Task to carry out: From the entries that follow, list every line in which the string "requirements" appears.

*** Entries

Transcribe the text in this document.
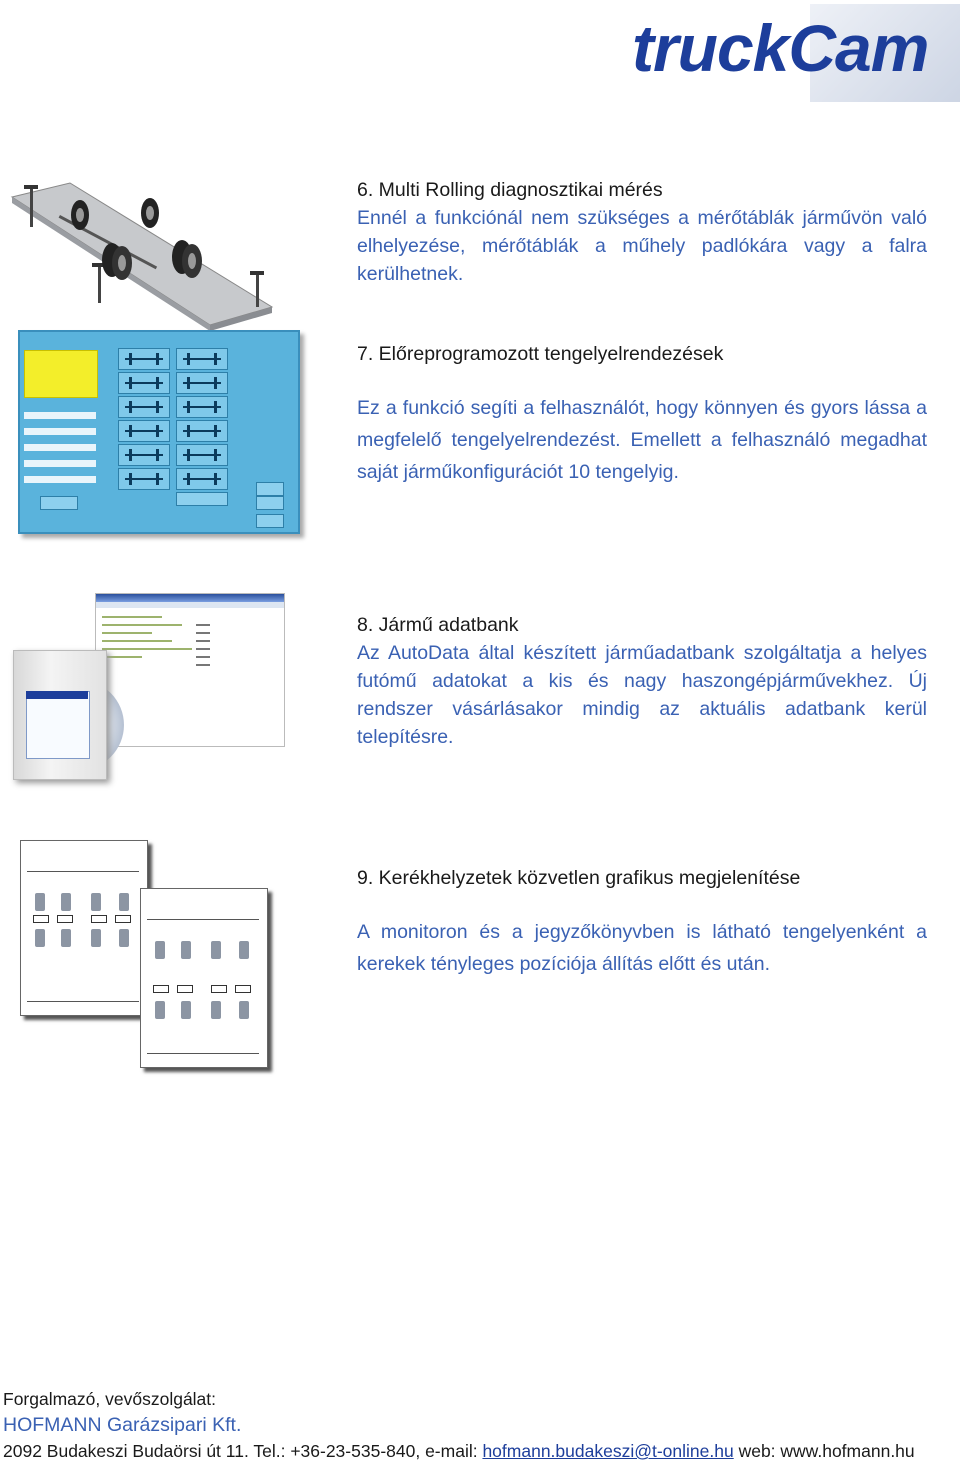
truckCam

6. Multi Rolling diagnosztikai mérés

Ennél a funkciónál nem szükséges a mérőtáblák járművön való elhelyezése, mérőtáblák a műhely padlókára vagy a falra kerülhetnek.

7. Előreprogramozott tengelyelrendezések

Ez a funkció segíti a felhasználót, hogy könnyen és gyors lássa a megfelelő tengelyelrendezést. Emellett a felhasználó megadhat saját járműkonfigurációt 10 tengelyig.

8. Jármű adatbank

Az AutoData által készített járműadatbank szolgáltatja a helyes futómű adatokat a kis és nagy haszongépjárművekhez. Új rendszer vásárlásakor mindig az aktuális adatbank kerül telepítésre.

9. Kerékhelyzetek közvetlen grafikus megjelenítése

A monitoron és a jegyzőkönyvben is látható tengelyenként a kerekek tényleges pozíciója állítás előtt és után.

Forgalmazó, vevőszolgálat:

HOFMANN Garázsipari Kft.

2092 Budakeszi Budaörsi út 11. Tel.: +36-23-535-840, e-mail: hofmann.budakeszi@t-online.hu web: www.hofmann.hu
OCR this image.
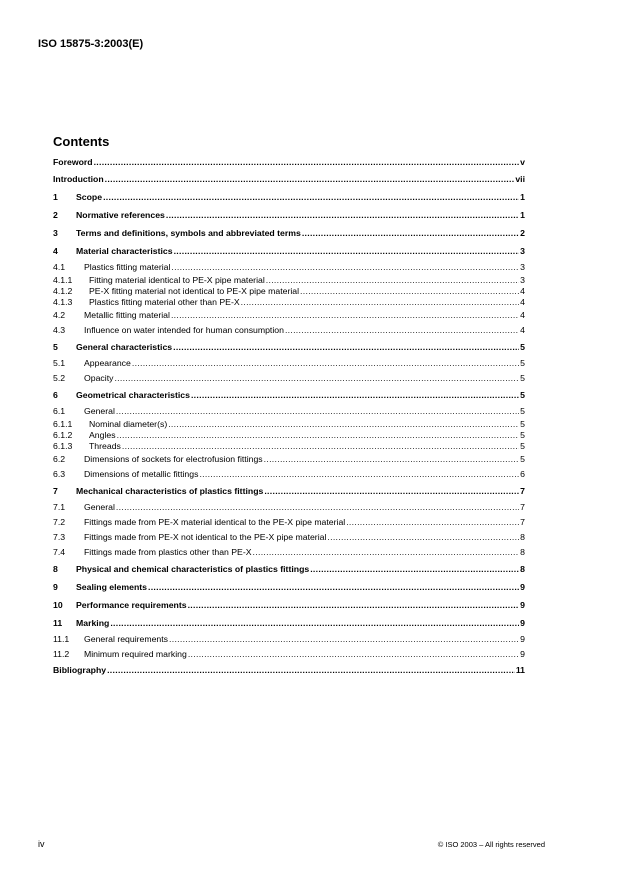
ISO 15875-3:2003(E)
Contents
Foreword .....	v
Introduction .....	vii
1	Scope .....	1
2	Normative references .....	1
3	Terms and definitions, symbols and abbreviated terms .....	2
4	Material characteristics .....	3
4.1	Plastics fitting material .....	3
4.1.1	Fitting material identical to PE-X pipe material .....	3
4.1.2	PE-X fitting material not identical to PE-X pipe material .....	4
4.1.3	Plastics fitting material other than PE-X .....	4
4.2	Metallic fitting material .....	4
4.3	Influence on water intended for human consumption .....	4
5	General characteristics .....	5
5.1	Appearance .....	5
5.2	Opacity .....	5
6	Geometrical characteristics .....	5
6.1	General .....	5
6.1.1	Nominal diameter(s) .....	5
6.1.2	Angles .....	5
6.1.3	Threads .....	5
6.2	Dimensions of sockets for electrofusion fittings .....	5
6.3	Dimensions of metallic fittings .....	6
7	Mechanical characteristics of plastics fittings .....	7
7.1	General .....	7
7.2	Fittings made from PE-X material identical to the PE-X pipe material .....	7
7.3	Fittings made from PE-X not identical to the PE-X pipe material .....	8
7.4	Fittings made from plastics other than PE-X .....	8
8	Physical and chemical characteristics of plastics fittings .....	8
9	Sealing elements .....	9
10	Performance requirements .....	9
11	Marking .....	9
11.1	General requirements .....	9
11.2	Minimum required marking .....	9
Bibliography .....	11
iv	© ISO 2003 – All rights reserved
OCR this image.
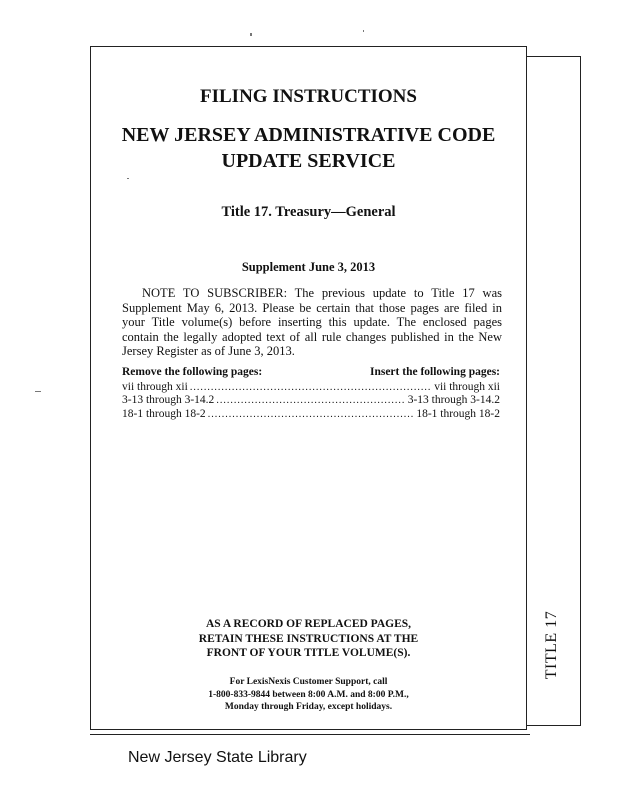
TITLE 17
FILING INSTRUCTIONS
NEW JERSEY ADMINISTRATIVE CODE
UPDATE SERVICE
Title 17. Treasury—General
Supplement June 3, 2013
NOTE TO SUBSCRIBER: The previous update to Title 17 was Supplement May 6, 2013. Please be certain that those pages are filed in your Title volume(s) before inserting this update. The enclosed pages contain the legally adopted text of all rule changes published in the New Jersey Register as of June 3, 2013.
Remove the following pages:	Insert the following pages:
vii through xii .....	vii through xii
3-13 through 3-14.2 .....	3-13 through 3-14.2
18-1 through 18-2 .....	18-1 through 18-2
AS A RECORD OF REPLACED PAGES,
RETAIN THESE INSTRUCTIONS AT THE
FRONT OF YOUR TITLE VOLUME(S).
For LexisNexis Customer Support, call
1-800-833-9844 between 8:00 A.M. and 8:00 P.M.,
Monday through Friday, except holidays.
New Jersey State Library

******

Exercise output:
10	Performance requirements .....	9
11.1	General requirements .....	9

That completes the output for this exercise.